* Begin *

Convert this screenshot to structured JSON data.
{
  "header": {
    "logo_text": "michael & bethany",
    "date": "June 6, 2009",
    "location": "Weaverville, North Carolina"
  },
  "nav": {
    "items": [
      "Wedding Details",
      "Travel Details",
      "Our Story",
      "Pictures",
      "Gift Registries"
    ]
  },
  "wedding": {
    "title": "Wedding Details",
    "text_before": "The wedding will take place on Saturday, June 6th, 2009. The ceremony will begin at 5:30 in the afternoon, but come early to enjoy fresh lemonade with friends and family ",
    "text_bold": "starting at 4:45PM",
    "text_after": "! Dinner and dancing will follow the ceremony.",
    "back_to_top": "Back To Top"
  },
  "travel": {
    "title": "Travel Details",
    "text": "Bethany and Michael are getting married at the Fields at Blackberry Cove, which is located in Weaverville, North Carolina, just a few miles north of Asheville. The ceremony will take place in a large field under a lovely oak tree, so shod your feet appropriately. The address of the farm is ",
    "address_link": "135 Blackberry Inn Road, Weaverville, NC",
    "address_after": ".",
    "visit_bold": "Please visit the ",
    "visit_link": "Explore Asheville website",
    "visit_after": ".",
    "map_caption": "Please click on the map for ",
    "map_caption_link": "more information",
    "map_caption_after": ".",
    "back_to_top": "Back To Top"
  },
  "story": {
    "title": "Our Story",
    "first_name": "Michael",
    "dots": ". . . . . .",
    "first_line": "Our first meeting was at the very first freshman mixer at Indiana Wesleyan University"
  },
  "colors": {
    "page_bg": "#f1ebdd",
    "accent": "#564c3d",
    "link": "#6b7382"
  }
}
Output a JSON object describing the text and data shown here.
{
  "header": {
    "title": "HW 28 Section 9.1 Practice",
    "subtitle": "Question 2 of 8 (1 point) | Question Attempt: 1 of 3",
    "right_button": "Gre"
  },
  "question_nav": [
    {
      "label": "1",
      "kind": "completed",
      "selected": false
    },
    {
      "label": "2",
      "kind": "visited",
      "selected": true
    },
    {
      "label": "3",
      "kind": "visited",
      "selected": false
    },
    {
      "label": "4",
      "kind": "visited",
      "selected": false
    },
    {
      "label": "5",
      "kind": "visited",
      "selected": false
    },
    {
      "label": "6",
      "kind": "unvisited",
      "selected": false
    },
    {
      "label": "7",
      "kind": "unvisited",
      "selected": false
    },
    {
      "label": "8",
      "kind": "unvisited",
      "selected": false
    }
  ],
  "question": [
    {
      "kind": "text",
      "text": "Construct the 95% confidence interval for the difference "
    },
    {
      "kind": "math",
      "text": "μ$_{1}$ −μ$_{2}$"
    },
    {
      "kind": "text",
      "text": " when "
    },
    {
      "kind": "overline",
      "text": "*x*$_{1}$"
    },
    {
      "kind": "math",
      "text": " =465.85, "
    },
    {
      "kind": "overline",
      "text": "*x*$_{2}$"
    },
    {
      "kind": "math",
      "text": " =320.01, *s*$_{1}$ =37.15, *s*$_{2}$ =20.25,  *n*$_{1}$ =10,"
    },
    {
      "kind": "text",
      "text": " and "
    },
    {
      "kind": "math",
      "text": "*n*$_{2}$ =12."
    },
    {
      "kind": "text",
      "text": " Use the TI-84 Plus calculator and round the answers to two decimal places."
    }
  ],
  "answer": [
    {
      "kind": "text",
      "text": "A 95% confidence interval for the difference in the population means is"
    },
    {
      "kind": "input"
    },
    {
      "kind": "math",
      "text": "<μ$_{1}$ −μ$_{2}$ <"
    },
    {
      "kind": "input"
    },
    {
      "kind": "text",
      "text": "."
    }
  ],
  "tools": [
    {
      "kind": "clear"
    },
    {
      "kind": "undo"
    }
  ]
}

* End *

# Work to complete
Return the full listing, character for character.

# The completed task
Convert this screenshot to structured JSON data.
{
  "header": {
    "logo_text": "michael & bethany",
    "date": "June 6, 2009",
    "location": "Weaverville, North Carolina"
  },
  "nav": {
    "items": [
      "Wedding Details",
      "Travel Details",
      "Our Story",
      "Pictures",
      "Gift Registries"
    ]
  },
  "wedding": {
    "title": "Wedding Details",
    "text_before": "The wedding will take place on Saturday, June 6th, 2009. The ceremony will begin at 5:30 in the afternoon, but come early to enjoy fresh lemonade with friends and family ",
    "text_bold": "starting at 4:45PM",
    "text_after": "! Dinner and dancing will follow the ceremony.",
    "back_to_top": "Back To Top"
  },
  "travel": {
    "title": "Travel Details",
    "text": "Bethany and Michael are getting married at the Fields at Blackberry Cove, which is located in Weaverville, North Carolina, just a few miles north of Asheville. The ceremony will take place in a large field under a lovely oak tree, so shod your feet appropriately. The address of the farm is ",
    "address_link": "135 Blackberry Inn Road, Weaverville, NC",
    "address_after": ".",
    "visit_bold": "Please visit the ",
    "visit_link": "Explore Asheville website",
    "visit_after": ".",
    "map_caption": "Please click on the map for ",
    "map_caption_link": "more information",
    "map_caption_after": ".",
    "back_to_top": "Back To Top"
  },
  "story": {
    "title": "Our Story",
    "first_name": "Michael",
    "dots": ". . . . . .",
    "first_line": "Our first meeting was at the very first freshman mixer at Indiana Wesleyan University"
  },
  "colors": {
    "page_bg": "#f1ebdd",
    "accent": "#564c3d",
    "link": "#6b7382"
  }
}
Output a JSON object describing the text and data shown here.
{
  "header": {
    "title": "HW 28 Section 9.1 Practice",
    "subtitle": "Question 2 of 8 (1 point) | Question Attempt: 1 of 3",
    "right_button": "Gre"
  },
  "question_nav": [
    {
      "label": "1",
      "kind": "completed",
      "selected": false
    },
    {
      "label": "2",
      "kind": "visited",
      "selected": true
    },
    {
      "label": "3",
      "kind": "visited",
      "selected": false
    },
    {
      "label": "4",
      "kind": "visited",
      "selected": false
    },
    {
      "label": "5",
      "kind": "visited",
      "selected": false
    },
    {
      "label": "6",
      "kind": "unvisited",
      "selected": false
    },
    {
      "label": "7",
      "kind": "unvisited",
      "selected": false
    },
    {
      "label": "8",
      "kind": "unvisited",
      "selected": false
    }
  ],
  "question": [
    {
      "kind": "text",
      "text": "Construct the 95% confidence interval for the difference "
    },
    {
      "kind": "math",
      "text": "μ$_{1}$ −μ$_{2}$"
    },
    {
      "kind": "text",
      "text": " when "
    },
    {
      "kind": "overline",
      "text": "*x*$_{1}$"
    },
    {
      "kind": "math",
      "text": " =465.85, "
    },
    {
      "kind": "overline",
      "text": "*x*$_{2}$"
    },
    {
      "kind": "math",
      "text": " =320.01, *s*$_{1}$ =37.15, *s*$_{2}$ =20.25,  *n*$_{1}$ =10,"
    },
    {
      "kind": "text",
      "text": " and "
    },
    {
      "kind": "math",
      "text": "*n*$_{2}$ =12."
    },
    {
      "kind": "text",
      "text": " Use the TI-84 Plus calculator and round the answers to two decimal places."
    }
  ],
  "answer": [
    {
      "kind": "text",
      "text": "A 95% confidence interval for the difference in the population means is"
    },
    {
      "kind": "input"
    },
    {
      "kind": "math",
      "text": "<μ$_{1}$ −μ$_{2}$ <"
    },
    {
      "kind": "input"
    },
    {
      "kind": "text",
      "text": "."
    }
  ],
  "tools": [
    {
      "kind": "clear"
    },
    {
      "kind": "undo"
    }
  ]
}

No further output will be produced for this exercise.